• [TASK OBJECTIVE]
All lines in the data bearing the string "JSON" should be identified and copied.

• [PROVIDED RECORDS]

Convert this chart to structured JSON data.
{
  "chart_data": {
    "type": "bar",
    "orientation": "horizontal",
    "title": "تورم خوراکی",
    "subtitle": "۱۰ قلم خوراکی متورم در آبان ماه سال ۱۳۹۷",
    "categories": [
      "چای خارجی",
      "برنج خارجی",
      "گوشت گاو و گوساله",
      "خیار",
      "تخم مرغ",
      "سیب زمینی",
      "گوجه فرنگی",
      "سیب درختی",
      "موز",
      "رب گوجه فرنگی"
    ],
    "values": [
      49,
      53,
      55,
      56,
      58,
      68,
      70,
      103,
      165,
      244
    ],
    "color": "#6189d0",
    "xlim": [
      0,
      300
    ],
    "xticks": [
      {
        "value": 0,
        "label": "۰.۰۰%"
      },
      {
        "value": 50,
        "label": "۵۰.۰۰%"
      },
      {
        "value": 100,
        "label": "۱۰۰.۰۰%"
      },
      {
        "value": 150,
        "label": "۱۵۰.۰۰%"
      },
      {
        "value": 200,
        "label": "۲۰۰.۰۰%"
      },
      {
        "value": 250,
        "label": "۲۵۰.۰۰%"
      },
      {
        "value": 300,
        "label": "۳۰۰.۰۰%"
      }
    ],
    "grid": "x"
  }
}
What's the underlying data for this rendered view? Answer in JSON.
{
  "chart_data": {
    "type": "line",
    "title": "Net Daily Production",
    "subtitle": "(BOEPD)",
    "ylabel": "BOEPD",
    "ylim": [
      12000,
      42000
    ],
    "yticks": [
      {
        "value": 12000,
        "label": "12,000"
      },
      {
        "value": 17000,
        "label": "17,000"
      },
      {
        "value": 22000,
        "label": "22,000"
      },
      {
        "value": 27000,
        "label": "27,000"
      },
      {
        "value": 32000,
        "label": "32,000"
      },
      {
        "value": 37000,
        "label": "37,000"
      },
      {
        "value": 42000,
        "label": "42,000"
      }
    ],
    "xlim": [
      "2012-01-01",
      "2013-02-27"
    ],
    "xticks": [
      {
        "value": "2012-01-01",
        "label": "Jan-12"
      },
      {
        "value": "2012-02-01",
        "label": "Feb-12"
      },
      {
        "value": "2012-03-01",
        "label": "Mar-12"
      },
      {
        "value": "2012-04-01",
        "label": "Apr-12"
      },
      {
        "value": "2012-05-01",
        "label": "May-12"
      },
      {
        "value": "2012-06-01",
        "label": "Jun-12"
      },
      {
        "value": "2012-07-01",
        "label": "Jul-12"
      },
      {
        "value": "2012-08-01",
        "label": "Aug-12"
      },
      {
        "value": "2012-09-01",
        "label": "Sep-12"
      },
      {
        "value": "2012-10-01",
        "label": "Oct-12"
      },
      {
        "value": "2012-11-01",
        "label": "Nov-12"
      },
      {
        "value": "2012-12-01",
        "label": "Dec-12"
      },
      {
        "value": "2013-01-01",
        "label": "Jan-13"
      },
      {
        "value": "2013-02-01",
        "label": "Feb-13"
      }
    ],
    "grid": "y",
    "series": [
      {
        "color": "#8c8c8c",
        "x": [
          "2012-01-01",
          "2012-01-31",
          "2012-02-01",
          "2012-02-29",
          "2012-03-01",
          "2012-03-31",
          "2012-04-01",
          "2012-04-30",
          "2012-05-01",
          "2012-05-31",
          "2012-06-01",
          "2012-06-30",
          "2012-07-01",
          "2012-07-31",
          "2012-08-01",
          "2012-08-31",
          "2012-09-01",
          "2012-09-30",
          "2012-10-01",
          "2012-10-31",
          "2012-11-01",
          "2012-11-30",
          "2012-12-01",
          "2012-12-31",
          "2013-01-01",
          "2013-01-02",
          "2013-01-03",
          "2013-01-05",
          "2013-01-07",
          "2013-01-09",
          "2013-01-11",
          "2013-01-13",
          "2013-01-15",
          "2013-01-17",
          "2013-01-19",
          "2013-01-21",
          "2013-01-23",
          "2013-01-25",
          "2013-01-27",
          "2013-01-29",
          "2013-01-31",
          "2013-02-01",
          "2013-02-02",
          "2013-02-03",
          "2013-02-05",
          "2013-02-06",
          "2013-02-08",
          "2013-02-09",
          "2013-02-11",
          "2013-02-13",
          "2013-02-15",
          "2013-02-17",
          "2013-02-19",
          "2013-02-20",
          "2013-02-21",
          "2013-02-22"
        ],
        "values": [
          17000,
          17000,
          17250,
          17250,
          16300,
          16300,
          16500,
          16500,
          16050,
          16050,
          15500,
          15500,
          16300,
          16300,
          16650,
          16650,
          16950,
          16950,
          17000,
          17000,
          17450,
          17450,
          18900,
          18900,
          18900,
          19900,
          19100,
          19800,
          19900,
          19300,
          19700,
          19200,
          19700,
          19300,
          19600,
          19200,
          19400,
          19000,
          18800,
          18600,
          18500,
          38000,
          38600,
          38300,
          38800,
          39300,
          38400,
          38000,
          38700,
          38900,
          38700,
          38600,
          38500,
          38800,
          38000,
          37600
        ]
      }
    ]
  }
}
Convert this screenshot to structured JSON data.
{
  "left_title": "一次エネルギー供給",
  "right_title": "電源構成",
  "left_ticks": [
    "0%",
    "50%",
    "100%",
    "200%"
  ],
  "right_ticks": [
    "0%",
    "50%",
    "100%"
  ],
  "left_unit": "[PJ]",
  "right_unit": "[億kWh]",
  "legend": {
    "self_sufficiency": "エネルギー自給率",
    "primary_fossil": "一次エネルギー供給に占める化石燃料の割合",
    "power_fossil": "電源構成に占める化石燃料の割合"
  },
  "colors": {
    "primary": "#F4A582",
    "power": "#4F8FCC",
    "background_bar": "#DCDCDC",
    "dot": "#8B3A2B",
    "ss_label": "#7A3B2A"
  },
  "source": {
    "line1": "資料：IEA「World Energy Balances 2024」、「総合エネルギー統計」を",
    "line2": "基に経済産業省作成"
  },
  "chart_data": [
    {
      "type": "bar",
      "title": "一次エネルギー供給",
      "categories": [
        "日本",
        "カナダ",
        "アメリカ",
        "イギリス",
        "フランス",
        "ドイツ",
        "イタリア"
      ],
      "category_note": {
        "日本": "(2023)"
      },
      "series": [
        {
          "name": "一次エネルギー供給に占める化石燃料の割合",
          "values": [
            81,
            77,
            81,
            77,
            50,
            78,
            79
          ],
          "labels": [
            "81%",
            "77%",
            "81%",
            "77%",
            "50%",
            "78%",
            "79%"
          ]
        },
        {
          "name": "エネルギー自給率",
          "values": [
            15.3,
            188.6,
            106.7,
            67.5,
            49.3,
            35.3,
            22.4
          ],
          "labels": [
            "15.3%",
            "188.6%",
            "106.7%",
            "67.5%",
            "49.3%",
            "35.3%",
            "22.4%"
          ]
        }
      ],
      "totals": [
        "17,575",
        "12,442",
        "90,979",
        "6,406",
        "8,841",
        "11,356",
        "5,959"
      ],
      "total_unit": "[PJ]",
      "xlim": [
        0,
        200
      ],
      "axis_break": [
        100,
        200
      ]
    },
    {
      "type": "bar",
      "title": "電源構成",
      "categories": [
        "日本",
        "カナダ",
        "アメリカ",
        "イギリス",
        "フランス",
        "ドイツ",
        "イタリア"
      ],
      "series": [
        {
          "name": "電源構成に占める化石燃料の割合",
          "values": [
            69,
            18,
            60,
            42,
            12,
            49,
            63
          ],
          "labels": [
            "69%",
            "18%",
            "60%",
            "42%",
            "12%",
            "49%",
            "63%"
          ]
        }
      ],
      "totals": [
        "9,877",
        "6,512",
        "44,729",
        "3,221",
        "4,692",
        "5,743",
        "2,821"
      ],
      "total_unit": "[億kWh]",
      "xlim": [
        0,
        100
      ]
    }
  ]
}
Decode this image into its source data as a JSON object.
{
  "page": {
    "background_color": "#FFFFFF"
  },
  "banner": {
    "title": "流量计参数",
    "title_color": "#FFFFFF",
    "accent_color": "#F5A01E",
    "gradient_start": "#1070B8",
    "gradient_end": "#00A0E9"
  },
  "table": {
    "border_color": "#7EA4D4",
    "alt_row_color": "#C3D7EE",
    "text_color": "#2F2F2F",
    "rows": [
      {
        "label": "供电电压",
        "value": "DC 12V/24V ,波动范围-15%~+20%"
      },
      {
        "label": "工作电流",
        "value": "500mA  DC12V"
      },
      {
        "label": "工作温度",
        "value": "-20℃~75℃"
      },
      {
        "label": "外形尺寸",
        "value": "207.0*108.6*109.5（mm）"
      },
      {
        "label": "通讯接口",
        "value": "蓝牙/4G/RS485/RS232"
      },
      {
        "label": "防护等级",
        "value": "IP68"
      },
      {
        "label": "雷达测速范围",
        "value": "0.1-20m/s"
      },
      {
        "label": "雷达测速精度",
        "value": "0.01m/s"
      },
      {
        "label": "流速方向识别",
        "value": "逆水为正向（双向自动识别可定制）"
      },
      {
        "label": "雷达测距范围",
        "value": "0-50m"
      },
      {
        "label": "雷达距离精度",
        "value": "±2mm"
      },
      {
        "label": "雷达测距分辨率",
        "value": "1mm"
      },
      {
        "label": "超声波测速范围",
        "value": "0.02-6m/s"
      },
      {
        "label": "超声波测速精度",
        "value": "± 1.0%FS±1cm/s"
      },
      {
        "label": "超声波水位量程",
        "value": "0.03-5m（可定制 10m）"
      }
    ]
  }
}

• [REPLY TO THE TASK]
Convert this chart to structured JSON data.
What's the underlying data for this rendered view? Answer in JSON.
Convert this screenshot to structured JSON data.
Decode this image into its source data as a JSON object.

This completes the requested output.